Following the closing of the First Tranche, Mr. English owned, directly and indirectly, the following securities: (i) 6,262,500 Shares held directly; (ii) 2,861,000 Shares held indirectly through an RRSP account; (iii) 4,000 Shares held indirectly through Burton; and (iv) and 12,303,561 Shares that may be issued on conversion of previously acquired debentures and the Debentures, which represented 13.88% of the 65,761,286 issued and outstanding Shares as of July 11, 2026, the date after the closing of the First Tranche, on an undiluted basis. If Mr. English were to exercise the share purchase warrants and convert the previously acquired debentures and the Debentures, he would directly and indirectly own 21,431,061 Shares or 27.45% of the issued and outstanding Shares calculated on a partially diluted basis.

The Debentures were acquired for investment purposes. Mr. English intends to monitor the business and affairs of the Company, including its financial performance, and depending upon these factors, market conditions and other factors, additional securities of the Company may be acquired as is considered or deemed appropriate. Alternatively, some or all of the securities described herein may be disposed of in compliance with applicable securities regulatory requirements. The Shares to be acquired by Mr. English may be reduced to ensure that Mr. English never holds more than 19.9% of the issued and outstanding Shares on a non-diluted basis.

An early warning report will be filed by Mr. English pursuant to NI 62-103 on SEDAR+ under the profile of the Company.

ABOUT TRENCHANT TECHNOLOGIES CAPITAL

Trenchant Technologies Capital Corp. (CSE: AITT) is a forward-thinking investment issuer focused on supporting transformative ventures in artificial intelligence, quantum computing, and next-generation cybersecurity poised to reshape legacy industries.

ON BEHALF OF THE BOARD TRENCHANT CAPITAL CORP.
Per: “Thomas English”

^^^^^^^^^^^^^^^^

Return the press release excerpt above word for word, with no changes.

^^^^^^^^^^^^^^^^

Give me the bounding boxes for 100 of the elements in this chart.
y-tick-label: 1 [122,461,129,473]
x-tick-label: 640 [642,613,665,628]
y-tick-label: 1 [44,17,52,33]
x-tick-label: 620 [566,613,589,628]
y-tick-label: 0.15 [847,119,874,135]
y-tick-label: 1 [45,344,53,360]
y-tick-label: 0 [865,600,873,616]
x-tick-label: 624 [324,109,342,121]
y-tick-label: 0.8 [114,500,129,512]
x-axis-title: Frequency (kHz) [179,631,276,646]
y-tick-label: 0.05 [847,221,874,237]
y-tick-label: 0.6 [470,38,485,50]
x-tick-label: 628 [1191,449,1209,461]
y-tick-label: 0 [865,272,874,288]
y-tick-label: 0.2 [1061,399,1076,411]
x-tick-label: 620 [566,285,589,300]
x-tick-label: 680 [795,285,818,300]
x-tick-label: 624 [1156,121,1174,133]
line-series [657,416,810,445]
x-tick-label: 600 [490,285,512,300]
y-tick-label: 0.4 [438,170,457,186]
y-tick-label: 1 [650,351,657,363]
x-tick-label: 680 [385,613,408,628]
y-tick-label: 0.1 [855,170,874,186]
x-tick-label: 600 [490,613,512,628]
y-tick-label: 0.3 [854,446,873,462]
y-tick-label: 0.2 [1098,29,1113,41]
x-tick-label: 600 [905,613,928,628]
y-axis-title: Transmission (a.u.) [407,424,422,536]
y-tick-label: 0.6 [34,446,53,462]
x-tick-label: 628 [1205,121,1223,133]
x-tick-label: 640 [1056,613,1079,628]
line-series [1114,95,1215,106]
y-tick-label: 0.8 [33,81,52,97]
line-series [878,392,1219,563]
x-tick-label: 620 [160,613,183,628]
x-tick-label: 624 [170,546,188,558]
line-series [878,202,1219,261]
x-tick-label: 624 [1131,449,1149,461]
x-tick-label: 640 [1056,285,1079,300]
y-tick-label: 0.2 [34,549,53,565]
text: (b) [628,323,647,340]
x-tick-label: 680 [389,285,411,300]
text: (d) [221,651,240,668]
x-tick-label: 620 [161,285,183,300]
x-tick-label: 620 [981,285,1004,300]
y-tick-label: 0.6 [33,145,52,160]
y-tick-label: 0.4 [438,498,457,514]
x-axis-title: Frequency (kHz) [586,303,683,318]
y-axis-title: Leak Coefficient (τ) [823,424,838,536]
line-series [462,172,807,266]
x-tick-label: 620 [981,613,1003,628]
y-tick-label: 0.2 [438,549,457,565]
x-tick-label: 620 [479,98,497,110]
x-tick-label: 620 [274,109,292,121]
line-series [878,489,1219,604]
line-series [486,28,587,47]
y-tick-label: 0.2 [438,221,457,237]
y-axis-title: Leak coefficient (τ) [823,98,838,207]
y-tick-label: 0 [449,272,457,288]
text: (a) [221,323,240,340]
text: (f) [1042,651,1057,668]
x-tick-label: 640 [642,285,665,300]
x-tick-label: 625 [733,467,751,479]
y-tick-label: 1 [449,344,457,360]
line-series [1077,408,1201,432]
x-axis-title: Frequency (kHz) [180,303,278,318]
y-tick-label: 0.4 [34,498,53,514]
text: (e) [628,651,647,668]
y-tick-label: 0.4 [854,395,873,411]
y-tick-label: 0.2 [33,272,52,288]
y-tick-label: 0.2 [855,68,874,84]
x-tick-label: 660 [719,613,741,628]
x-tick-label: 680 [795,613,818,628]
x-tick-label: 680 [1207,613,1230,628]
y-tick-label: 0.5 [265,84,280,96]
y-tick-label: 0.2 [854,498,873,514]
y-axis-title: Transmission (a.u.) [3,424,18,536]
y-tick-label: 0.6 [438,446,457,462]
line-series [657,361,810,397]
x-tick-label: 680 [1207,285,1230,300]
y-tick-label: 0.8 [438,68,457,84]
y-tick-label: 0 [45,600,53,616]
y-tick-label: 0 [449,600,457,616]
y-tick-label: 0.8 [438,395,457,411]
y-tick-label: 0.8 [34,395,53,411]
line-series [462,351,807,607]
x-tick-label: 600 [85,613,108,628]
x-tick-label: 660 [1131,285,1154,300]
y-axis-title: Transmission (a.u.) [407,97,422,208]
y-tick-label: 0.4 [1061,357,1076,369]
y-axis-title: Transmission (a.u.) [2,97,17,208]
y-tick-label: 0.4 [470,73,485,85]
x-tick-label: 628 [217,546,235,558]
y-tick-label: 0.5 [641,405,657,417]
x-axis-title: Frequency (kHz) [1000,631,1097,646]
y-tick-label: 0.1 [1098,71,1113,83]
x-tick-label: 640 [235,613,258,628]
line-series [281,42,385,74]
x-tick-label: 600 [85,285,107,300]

^^^^^^^^^^^^^^^^

**Response for this exercise:**
Following the closing of the First Tranche, Mr. English owned, directly and indirectly, the following securities: (i) 6,262,500 Shares held directly; (ii) 2,861,000 Shares held indirectly through an RRSP account; (iii) 4,000 Shares held indirectly through Burton; and (iv) and 12,303,561 Shares that may be issued on conversion of previously acquired debentures and the Debentures, which represented 13.88% of the 65,761,286 issued and outstanding Shares as of July 11, 2026, the date after the closing of the First Tranche, on an undiluted basis. If Mr. English were to exercise the share purchase warrants and convert the previously acquired debentures and the Debentures, he would directly and indirectly own 21,431,061 Shares or 27.45% of the issued and outstanding Shares calculated on a partially diluted basis.

The Debentures were acquired for investment purposes. Mr. English intends to monitor the business and affairs of the Company, including its financial performance, and depending upon these factors, market conditions and other factors, additional securities of the Company may be acquired as is considered or deemed appropriate. Alternatively, some or all of the securities described herein may be disposed of in compliance with applicable securities regulatory requirements. The Shares to be acquired by Mr. English may be reduced to ensure that Mr. English never holds more than 19.9% of the issued and outstanding Shares on a non-diluted basis.

An early warning report will be filed by Mr. English pursuant to NI 62-103 on SEDAR+ under the profile of the Company.

ABOUT TRENCHANT TECHNOLOGIES CAPITAL

Trenchant Technologies Capital Corp. (CSE: AITT) is a forward-thinking investment issuer focused on supporting transformative ventures in artificial intelligence, quantum computing, and next-generation cybersecurity poised to reshape legacy industries.

ON BEHALF OF THE BOARD TRENCHANT CAPITAL CORP.
Per: “Thomas English”